-------- RECORD EXTRACTS --------
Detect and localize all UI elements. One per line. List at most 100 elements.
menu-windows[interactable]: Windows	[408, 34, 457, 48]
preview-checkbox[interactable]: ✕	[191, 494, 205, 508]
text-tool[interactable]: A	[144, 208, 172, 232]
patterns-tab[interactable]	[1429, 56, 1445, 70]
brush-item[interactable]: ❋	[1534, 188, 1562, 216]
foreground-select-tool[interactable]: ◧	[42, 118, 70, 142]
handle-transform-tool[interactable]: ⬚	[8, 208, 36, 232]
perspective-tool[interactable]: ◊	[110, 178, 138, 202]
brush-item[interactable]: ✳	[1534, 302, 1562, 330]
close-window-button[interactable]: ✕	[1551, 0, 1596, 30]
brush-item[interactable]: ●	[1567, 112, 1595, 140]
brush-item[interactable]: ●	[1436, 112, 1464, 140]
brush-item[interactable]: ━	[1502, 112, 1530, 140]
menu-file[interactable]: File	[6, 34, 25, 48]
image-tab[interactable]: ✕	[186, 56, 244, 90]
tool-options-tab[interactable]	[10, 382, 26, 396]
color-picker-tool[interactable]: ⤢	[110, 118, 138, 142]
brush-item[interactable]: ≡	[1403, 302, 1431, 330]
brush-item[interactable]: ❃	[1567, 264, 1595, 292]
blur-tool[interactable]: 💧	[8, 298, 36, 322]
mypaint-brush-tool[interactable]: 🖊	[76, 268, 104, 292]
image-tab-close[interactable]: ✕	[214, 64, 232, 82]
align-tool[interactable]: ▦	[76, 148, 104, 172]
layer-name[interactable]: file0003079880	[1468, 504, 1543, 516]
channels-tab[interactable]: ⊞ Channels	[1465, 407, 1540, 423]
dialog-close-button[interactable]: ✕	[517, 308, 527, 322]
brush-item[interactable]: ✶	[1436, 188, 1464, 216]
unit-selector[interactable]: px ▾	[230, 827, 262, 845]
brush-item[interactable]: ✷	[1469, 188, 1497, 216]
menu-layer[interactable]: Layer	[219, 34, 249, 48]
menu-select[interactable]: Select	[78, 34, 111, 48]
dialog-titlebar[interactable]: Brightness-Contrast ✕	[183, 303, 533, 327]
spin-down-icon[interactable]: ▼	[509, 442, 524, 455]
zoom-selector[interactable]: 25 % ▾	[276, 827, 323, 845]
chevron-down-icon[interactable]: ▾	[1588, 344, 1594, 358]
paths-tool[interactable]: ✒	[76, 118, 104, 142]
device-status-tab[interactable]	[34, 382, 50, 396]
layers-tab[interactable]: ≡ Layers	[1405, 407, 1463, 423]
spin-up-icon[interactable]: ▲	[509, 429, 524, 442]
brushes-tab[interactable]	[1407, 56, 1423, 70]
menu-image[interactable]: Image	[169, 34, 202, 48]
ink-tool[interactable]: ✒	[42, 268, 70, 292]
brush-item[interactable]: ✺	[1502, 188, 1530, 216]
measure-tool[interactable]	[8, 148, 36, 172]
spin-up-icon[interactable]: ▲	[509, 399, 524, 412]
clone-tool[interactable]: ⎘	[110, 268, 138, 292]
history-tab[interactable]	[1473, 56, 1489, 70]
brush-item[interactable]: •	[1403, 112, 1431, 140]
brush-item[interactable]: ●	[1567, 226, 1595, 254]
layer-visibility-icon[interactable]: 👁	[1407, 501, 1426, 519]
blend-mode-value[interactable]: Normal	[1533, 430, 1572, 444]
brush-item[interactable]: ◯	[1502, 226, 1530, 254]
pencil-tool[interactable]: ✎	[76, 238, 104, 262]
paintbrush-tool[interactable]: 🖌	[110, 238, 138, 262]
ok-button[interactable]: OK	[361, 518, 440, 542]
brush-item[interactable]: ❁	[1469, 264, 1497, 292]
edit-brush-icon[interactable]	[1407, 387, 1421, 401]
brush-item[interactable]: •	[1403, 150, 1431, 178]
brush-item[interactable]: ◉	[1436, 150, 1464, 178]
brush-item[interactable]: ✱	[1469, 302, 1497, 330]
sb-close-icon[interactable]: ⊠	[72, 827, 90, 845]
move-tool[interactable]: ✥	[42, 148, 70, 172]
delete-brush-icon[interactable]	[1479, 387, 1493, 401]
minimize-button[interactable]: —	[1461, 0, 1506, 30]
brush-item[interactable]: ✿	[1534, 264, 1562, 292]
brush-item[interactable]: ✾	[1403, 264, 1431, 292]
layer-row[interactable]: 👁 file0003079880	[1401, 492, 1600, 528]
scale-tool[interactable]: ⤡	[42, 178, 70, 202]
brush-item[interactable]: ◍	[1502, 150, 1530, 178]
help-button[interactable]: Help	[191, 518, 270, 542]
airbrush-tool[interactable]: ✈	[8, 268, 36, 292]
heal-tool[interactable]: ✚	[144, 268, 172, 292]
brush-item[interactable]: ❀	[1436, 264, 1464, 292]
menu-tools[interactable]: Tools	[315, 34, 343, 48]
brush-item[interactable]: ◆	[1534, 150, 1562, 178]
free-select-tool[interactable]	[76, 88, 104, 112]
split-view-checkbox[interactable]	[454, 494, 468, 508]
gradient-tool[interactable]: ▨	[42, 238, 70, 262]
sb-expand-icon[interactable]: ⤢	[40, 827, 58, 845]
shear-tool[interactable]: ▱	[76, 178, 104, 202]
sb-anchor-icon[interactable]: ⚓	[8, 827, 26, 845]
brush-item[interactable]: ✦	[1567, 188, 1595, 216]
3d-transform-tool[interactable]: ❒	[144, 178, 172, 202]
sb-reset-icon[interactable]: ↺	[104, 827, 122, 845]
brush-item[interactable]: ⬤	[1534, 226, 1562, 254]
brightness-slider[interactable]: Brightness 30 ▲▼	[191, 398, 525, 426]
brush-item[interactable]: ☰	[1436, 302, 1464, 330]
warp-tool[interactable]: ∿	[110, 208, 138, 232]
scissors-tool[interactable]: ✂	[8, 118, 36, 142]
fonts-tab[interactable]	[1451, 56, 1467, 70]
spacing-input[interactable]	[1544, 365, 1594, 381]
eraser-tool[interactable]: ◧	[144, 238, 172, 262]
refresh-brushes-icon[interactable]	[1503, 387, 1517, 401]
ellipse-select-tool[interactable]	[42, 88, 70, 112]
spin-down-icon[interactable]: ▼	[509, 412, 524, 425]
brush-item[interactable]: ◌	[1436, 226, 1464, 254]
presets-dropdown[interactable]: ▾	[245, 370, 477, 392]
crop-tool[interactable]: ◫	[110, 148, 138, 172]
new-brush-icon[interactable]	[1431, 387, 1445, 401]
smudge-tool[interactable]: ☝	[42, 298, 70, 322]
--------
_CHALLENGE_
Reproduce all of the rows above, character for character, keeping their order.

_PROBLEM SOLUTION_
Detect and localize all UI elements. One per line. List at most 100 elements.
menu-windows[interactable]: Windows	[408, 34, 457, 48]
preview-checkbox[interactable]: ✕	[191, 494, 205, 508]
text-tool[interactable]: A	[144, 208, 172, 232]
patterns-tab[interactable]	[1429, 56, 1445, 70]
brush-item[interactable]: ❋	[1534, 188, 1562, 216]
foreground-select-tool[interactable]: ◧	[42, 118, 70, 142]
handle-transform-tool[interactable]: ⬚	[8, 208, 36, 232]
perspective-tool[interactable]: ◊	[110, 178, 138, 202]
brush-item[interactable]: ✳	[1534, 302, 1562, 330]
close-window-button[interactable]: ✕	[1551, 0, 1596, 30]
brush-item[interactable]: ●	[1567, 112, 1595, 140]
brush-item[interactable]: ●	[1436, 112, 1464, 140]
brush-item[interactable]: ━	[1502, 112, 1530, 140]
menu-file[interactable]: File	[6, 34, 25, 48]
image-tab[interactable]: ✕	[186, 56, 244, 90]
tool-options-tab[interactable]	[10, 382, 26, 396]
color-picker-tool[interactable]: ⤢	[110, 118, 138, 142]
brush-item[interactable]: ≡	[1403, 302, 1431, 330]
brush-item[interactable]: ❃	[1567, 264, 1595, 292]
blur-tool[interactable]: 💧	[8, 298, 36, 322]
mypaint-brush-tool[interactable]: 🖊	[76, 268, 104, 292]
image-tab-close[interactable]: ✕	[214, 64, 232, 82]
align-tool[interactable]: ▦	[76, 148, 104, 172]
layer-name[interactable]: file0003079880	[1468, 504, 1543, 516]
channels-tab[interactable]: ⊞ Channels	[1465, 407, 1540, 423]
dialog-close-button[interactable]: ✕	[517, 308, 527, 322]
brush-item[interactable]: ✶	[1436, 188, 1464, 216]
unit-selector[interactable]: px ▾	[230, 827, 262, 845]
brush-item[interactable]: ✷	[1469, 188, 1497, 216]
menu-layer[interactable]: Layer	[219, 34, 249, 48]
menu-select[interactable]: Select	[78, 34, 111, 48]
dialog-titlebar[interactable]: Brightness-Contrast ✕	[183, 303, 533, 327]
spin-down-icon[interactable]: ▼	[509, 442, 524, 455]
zoom-selector[interactable]: 25 % ▾	[276, 827, 323, 845]
chevron-down-icon[interactable]: ▾	[1588, 344, 1594, 358]
paths-tool[interactable]: ✒	[76, 118, 104, 142]
device-status-tab[interactable]	[34, 382, 50, 396]
layers-tab[interactable]: ≡ Layers	[1405, 407, 1463, 423]
spin-up-icon[interactable]: ▲	[509, 429, 524, 442]
brushes-tab[interactable]	[1407, 56, 1423, 70]
menu-image[interactable]: Image	[169, 34, 202, 48]
ink-tool[interactable]: ✒	[42, 268, 70, 292]
brush-item[interactable]: ✺	[1502, 188, 1530, 216]
measure-tool[interactable]	[8, 148, 36, 172]
spin-up-icon[interactable]: ▲	[509, 399, 524, 412]
clone-tool[interactable]: ⎘	[110, 268, 138, 292]
history-tab[interactable]	[1473, 56, 1489, 70]
brush-item[interactable]: •	[1403, 112, 1431, 140]
brush-item[interactable]: ●	[1567, 226, 1595, 254]
layer-visibility-icon[interactable]: 👁	[1407, 501, 1426, 519]
blend-mode-value[interactable]: Normal	[1533, 430, 1572, 444]
brush-item[interactable]: ◯	[1502, 226, 1530, 254]
pencil-tool[interactable]: ✎	[76, 238, 104, 262]
paintbrush-tool[interactable]: 🖌	[110, 238, 138, 262]
ok-button[interactable]: OK	[361, 518, 440, 542]
brush-item[interactable]: ❁	[1469, 264, 1497, 292]
edit-brush-icon[interactable]	[1407, 387, 1421, 401]
brush-item[interactable]: •	[1403, 150, 1431, 178]
brush-item[interactable]: ◉	[1436, 150, 1464, 178]
brush-item[interactable]: ✱	[1469, 302, 1497, 330]
sb-close-icon[interactable]: ⊠	[72, 827, 90, 845]
move-tool[interactable]: ✥	[42, 148, 70, 172]
delete-brush-icon[interactable]	[1479, 387, 1493, 401]
minimize-button[interactable]: —	[1461, 0, 1506, 30]
brush-item[interactable]: ✿	[1534, 264, 1562, 292]
brush-item[interactable]: ✾	[1403, 264, 1431, 292]
layer-row[interactable]: 👁 file0003079880	[1401, 492, 1600, 528]
scale-tool[interactable]: ⤡	[42, 178, 70, 202]
brush-item[interactable]: ◍	[1502, 150, 1530, 178]
help-button[interactable]: Help	[191, 518, 270, 542]
airbrush-tool[interactable]: ✈	[8, 268, 36, 292]
heal-tool[interactable]: ✚	[144, 268, 172, 292]
brush-item[interactable]: ❀	[1436, 264, 1464, 292]
menu-tools[interactable]: Tools	[315, 34, 343, 48]
brush-item[interactable]: ◆	[1534, 150, 1562, 178]
free-select-tool[interactable]	[76, 88, 104, 112]
split-view-checkbox[interactable]	[454, 494, 468, 508]
gradient-tool[interactable]: ▨	[42, 238, 70, 262]
sb-expand-icon[interactable]: ⤢	[40, 827, 58, 845]
shear-tool[interactable]: ▱	[76, 178, 104, 202]
sb-anchor-icon[interactable]: ⚓	[8, 827, 26, 845]
brush-item[interactable]: ✦	[1567, 188, 1595, 216]
3d-transform-tool[interactable]: ❒	[144, 178, 172, 202]
sb-reset-icon[interactable]: ↺	[104, 827, 122, 845]
brush-item[interactable]: ⬤	[1534, 226, 1562, 254]
brightness-slider[interactable]: Brightness 30 ▲▼	[191, 398, 525, 426]
brush-item[interactable]: ☰	[1436, 302, 1464, 330]
warp-tool[interactable]: ∿	[110, 208, 138, 232]
scissors-tool[interactable]: ✂	[8, 118, 36, 142]
fonts-tab[interactable]	[1451, 56, 1467, 70]
spacing-input[interactable]	[1544, 365, 1594, 381]
eraser-tool[interactable]: ◧	[144, 238, 172, 262]
refresh-brushes-icon[interactable]	[1503, 387, 1517, 401]
ellipse-select-tool[interactable]	[42, 88, 70, 112]
spin-down-icon[interactable]: ▼	[509, 412, 524, 425]
brush-item[interactable]: ◌	[1436, 226, 1464, 254]
presets-dropdown[interactable]: ▾	[245, 370, 477, 392]
crop-tool[interactable]: ◫	[110, 148, 138, 172]
new-brush-icon[interactable]	[1431, 387, 1445, 401]
smudge-tool[interactable]: ☝	[42, 298, 70, 322]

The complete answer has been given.